--- START ---

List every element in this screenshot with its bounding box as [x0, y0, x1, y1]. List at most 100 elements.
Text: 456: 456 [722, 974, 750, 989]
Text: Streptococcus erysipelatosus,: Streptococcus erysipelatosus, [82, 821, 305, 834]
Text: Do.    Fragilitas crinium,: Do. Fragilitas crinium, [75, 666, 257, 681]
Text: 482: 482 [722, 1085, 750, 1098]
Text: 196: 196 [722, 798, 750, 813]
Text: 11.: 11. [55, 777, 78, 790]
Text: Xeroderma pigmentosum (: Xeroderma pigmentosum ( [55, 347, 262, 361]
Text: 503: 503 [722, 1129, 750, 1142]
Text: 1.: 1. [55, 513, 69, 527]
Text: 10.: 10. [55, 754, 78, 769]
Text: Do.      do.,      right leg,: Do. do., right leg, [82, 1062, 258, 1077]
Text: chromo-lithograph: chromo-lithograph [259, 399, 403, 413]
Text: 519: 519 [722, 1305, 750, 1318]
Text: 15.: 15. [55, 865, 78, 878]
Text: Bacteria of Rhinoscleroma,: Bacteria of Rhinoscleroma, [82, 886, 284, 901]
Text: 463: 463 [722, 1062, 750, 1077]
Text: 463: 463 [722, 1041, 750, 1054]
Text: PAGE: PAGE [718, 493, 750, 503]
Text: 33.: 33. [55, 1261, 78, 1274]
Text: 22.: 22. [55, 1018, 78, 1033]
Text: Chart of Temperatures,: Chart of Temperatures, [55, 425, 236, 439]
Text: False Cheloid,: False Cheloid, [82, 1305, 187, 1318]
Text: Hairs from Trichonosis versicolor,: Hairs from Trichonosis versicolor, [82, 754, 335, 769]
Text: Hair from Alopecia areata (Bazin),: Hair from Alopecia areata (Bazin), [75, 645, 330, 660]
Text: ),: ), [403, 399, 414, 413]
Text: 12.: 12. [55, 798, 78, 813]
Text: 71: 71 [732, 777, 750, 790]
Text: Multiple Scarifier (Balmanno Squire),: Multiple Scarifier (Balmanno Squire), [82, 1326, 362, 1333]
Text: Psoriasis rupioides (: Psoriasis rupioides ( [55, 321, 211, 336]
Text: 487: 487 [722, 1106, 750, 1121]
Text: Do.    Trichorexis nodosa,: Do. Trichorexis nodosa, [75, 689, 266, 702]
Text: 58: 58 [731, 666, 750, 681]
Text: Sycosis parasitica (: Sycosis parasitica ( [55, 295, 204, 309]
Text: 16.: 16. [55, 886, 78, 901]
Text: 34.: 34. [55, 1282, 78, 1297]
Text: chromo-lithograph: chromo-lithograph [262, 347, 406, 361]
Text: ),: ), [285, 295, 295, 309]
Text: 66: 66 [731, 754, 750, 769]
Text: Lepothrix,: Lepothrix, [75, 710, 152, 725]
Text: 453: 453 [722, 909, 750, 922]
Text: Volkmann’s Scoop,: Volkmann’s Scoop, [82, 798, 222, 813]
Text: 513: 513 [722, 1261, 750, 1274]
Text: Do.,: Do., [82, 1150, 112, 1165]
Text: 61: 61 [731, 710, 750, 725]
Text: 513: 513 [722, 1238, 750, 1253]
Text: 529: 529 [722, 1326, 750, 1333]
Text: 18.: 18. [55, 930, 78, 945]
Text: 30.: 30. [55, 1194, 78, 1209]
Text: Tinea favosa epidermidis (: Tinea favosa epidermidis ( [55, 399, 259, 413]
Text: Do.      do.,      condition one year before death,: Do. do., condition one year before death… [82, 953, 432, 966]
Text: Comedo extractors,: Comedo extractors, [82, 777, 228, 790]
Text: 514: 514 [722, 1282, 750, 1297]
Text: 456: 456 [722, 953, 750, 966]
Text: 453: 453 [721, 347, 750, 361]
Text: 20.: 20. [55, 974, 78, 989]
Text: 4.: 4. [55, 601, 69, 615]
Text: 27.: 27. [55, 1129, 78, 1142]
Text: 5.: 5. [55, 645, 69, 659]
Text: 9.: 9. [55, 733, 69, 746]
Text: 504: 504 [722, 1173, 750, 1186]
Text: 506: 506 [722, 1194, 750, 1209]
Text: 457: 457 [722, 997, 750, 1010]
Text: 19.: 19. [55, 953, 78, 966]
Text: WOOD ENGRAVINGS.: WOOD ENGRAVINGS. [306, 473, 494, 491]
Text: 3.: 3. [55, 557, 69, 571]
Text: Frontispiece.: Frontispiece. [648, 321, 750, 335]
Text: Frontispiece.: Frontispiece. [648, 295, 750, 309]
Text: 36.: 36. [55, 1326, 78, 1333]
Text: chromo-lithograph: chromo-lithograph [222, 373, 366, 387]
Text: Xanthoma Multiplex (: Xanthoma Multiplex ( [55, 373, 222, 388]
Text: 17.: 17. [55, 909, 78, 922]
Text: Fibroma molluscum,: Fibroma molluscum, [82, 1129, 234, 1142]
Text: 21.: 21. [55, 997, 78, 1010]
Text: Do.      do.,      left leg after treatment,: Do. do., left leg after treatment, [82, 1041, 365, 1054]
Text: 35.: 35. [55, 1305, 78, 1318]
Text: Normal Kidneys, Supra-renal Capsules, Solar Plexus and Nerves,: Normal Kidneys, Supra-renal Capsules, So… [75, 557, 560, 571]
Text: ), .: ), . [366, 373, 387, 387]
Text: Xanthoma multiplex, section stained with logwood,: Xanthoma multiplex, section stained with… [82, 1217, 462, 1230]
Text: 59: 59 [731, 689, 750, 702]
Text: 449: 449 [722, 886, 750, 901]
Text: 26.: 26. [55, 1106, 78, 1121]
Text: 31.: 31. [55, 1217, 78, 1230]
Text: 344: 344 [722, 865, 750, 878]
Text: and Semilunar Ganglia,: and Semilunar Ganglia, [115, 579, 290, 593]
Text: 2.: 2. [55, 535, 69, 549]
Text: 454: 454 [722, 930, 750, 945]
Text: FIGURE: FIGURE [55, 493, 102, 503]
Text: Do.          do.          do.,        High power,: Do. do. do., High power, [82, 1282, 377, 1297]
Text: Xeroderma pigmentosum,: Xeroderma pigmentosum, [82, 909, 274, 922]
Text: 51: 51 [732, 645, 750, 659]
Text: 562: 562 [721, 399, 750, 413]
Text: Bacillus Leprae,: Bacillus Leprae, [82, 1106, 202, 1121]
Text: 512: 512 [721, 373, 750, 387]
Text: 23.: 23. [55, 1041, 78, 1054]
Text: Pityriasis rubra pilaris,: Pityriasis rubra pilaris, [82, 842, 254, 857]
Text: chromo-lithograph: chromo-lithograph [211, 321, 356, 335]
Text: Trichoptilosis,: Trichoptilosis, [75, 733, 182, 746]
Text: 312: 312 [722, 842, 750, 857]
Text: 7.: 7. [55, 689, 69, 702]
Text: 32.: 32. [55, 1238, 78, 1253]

--- END ---

= Problem requirements =
Respond with nothing but the number of lines in the entries that contain the string "chromo".

= Answer for this exercise =
4